**What to work on**
The records below must be written out exactly, with every picture left behind.

**Record excerpts**
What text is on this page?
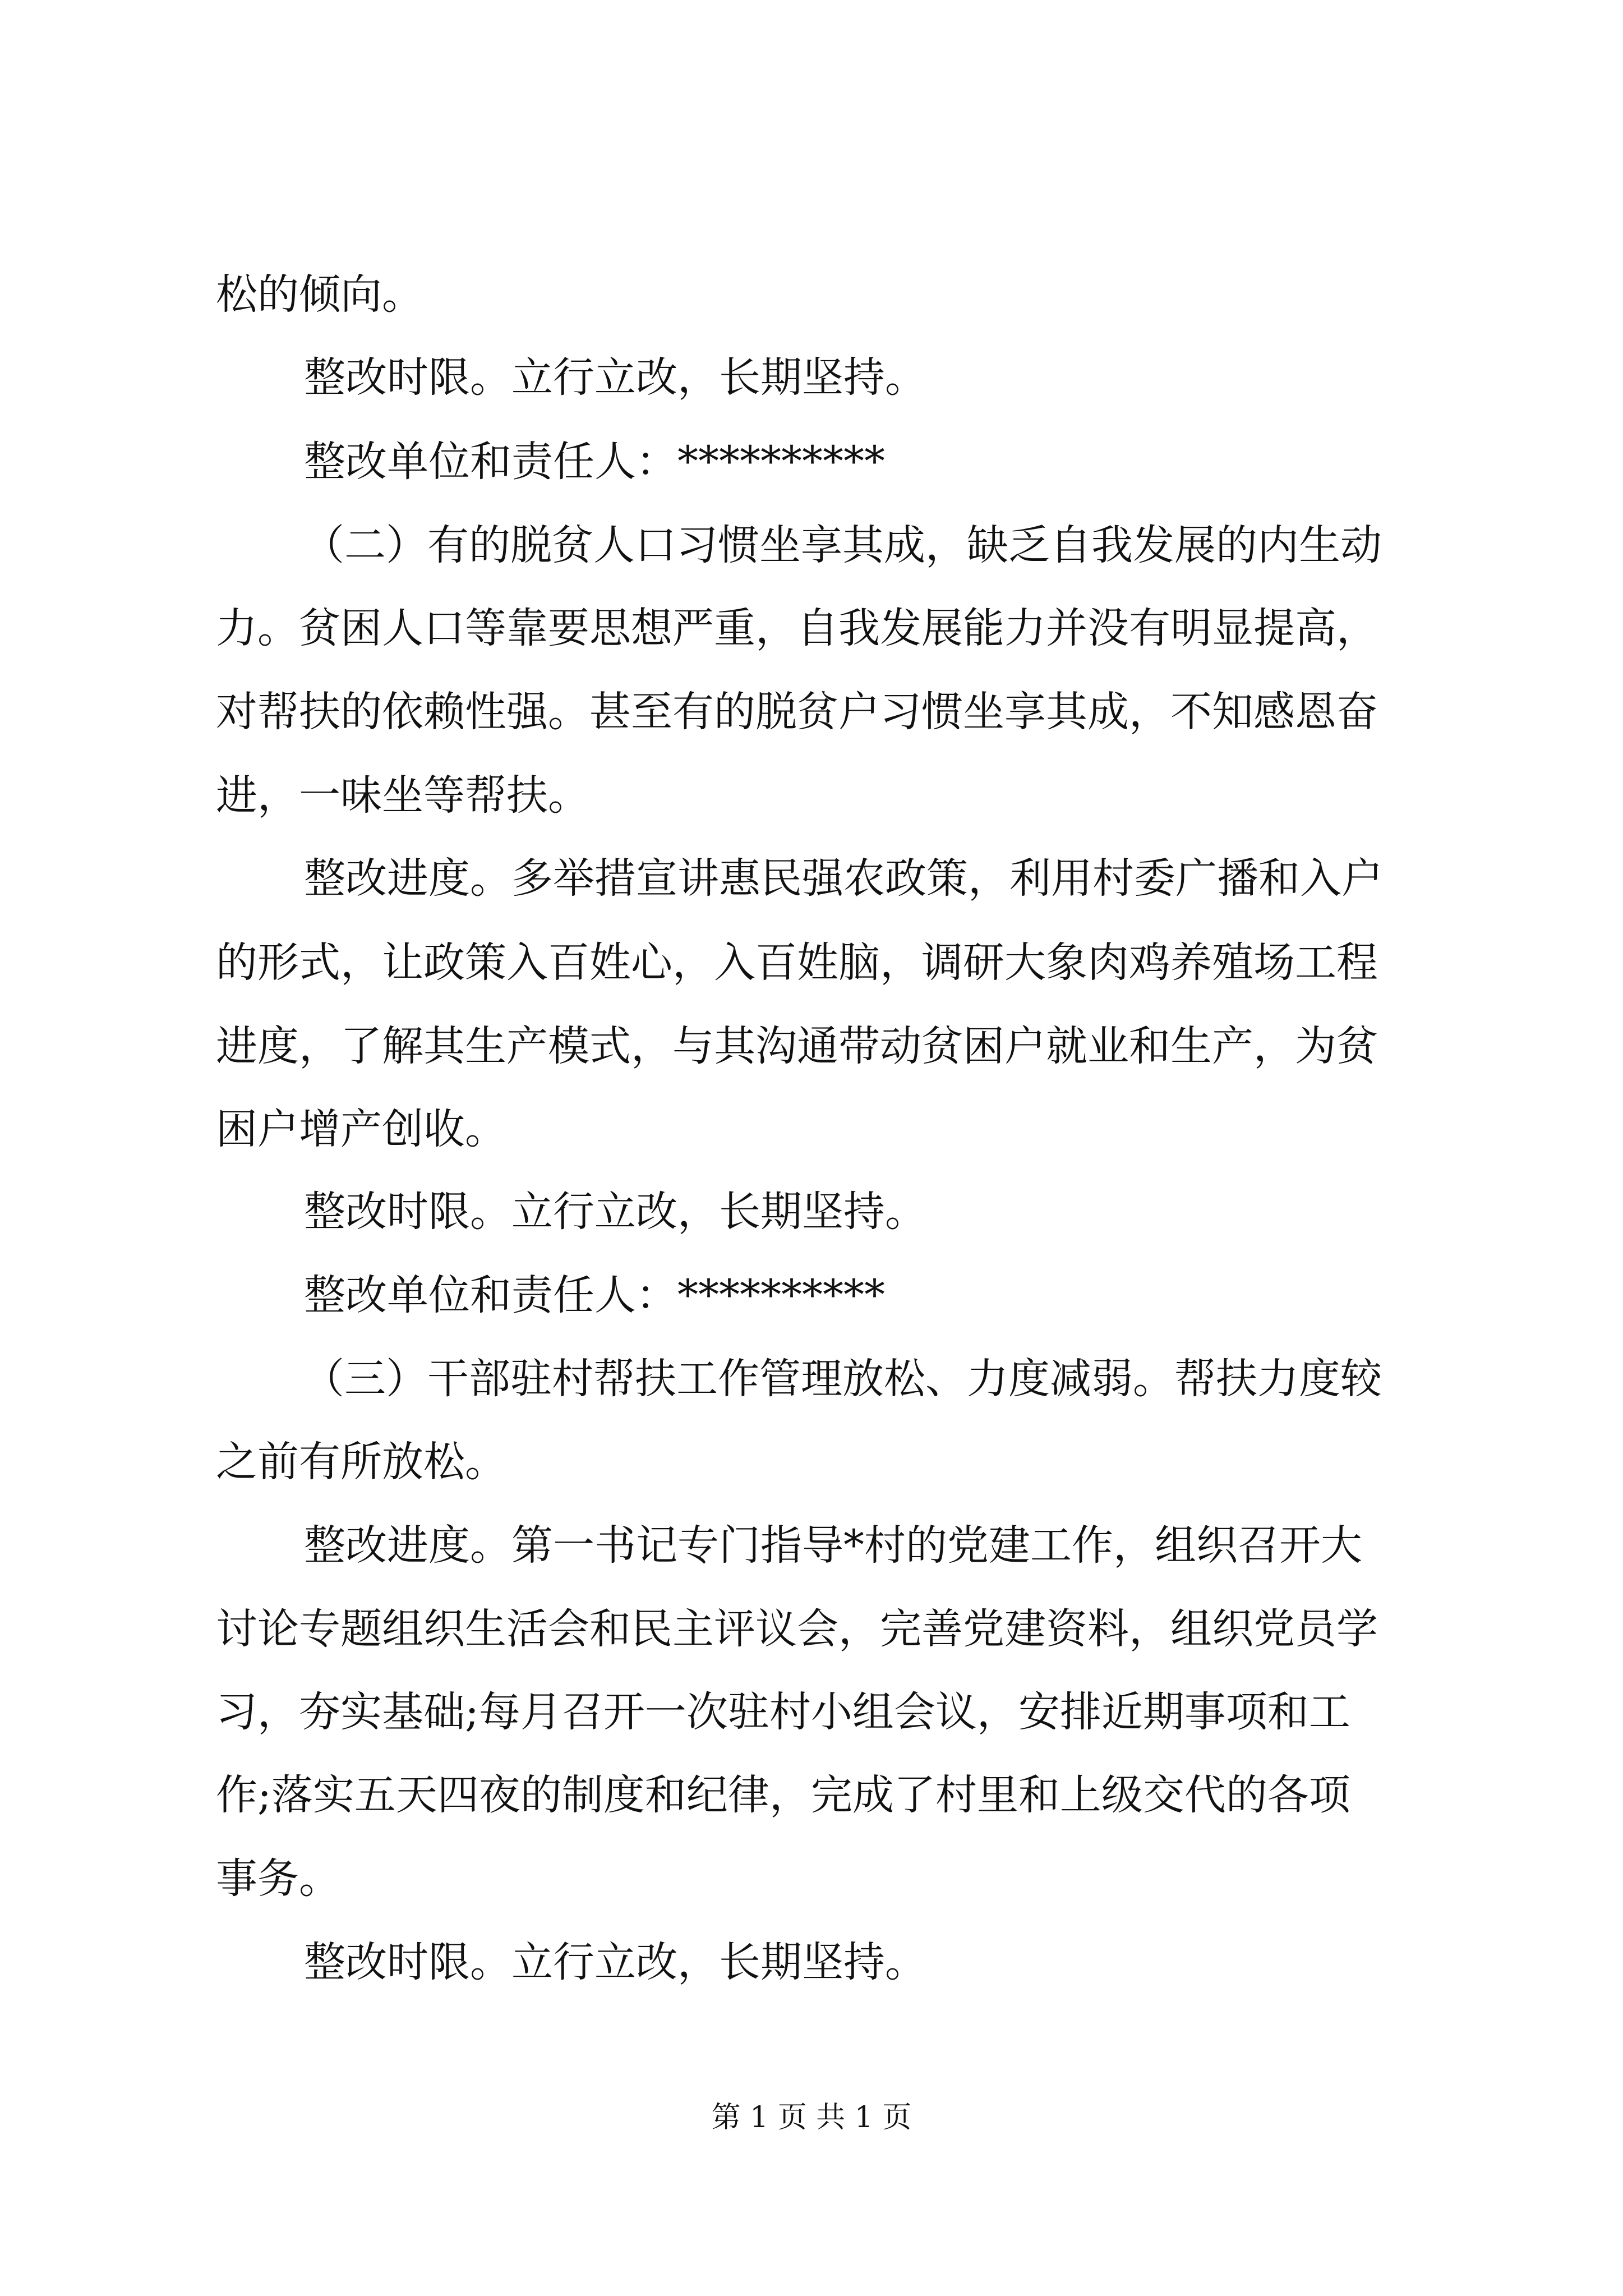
松的倾向。
整改时限。立行立改，长期坚持。
整改单位和责任人：**********
（二）有的脱贫人口习惯坐享其成，缺乏自我发展的内生动
力。贫困人口等靠要思想严重，自我发展能力并没有明显提高，
对帮扶的依赖性强。甚至有的脱贫户习惯坐享其成，不知感恩奋
进，一味坐等帮扶。
整改进度。多举措宣讲惠民强农政策，利用村委广播和入户
的形式，让政策入百姓心，入百姓脑，调研大象肉鸡养殖场工程
进度，了解其生产模式，与其沟通带动贫困户就业和生产，为贫
困户增产创收。
整改时限。立行立改，长期坚持。
整改单位和责任人：**********
（三）干部驻村帮扶工作管理放松、力度减弱。帮扶力度较
之前有所放松。
整改进度。第一书记专门指导*村的党建工作，组织召开大
讨论专题组织生活会和民主评议会，完善党建资料，组织党员学
习，夯实基础;每月召开一次驻村小组会议，安排近期事项和工
作;落实五天四夜的制度和纪律，完成了村里和上级交代的各项
事务。
整改时限。立行立改，长期坚持。
第 1 页 共 1 页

**Exercise output**
What text is on this page?
松的倾向。
整改时限。立行立改，长期坚持。
整改单位和责任人：**********
（二）有的脱贫人口习惯坐享其成，缺乏自我发展的内生动
力。贫困人口等靠要思想严重，自我发展能力并没有明显提高，
对帮扶的依赖性强。甚至有的脱贫户习惯坐享其成，不知感恩奋
进，一味坐等帮扶。
整改进度。多举措宣讲惠民强农政策，利用村委广播和入户
的形式，让政策入百姓心，入百姓脑，调研大象肉鸡养殖场工程
进度，了解其生产模式，与其沟通带动贫困户就业和生产，为贫
困户增产创收。
整改时限。立行立改，长期坚持。
整改单位和责任人：**********
（三）干部驻村帮扶工作管理放松、力度减弱。帮扶力度较
之前有所放松。
整改进度。第一书记专门指导*村的党建工作，组织召开大
讨论专题组织生活会和民主评议会，完善党建资料，组织党员学
习，夯实基础;每月召开一次驻村小组会议，安排近期事项和工
作;落实五天四夜的制度和纪律，完成了村里和上级交代的各项
事务。
整改时限。立行立改，长期坚持。
第 1 页 共 1 页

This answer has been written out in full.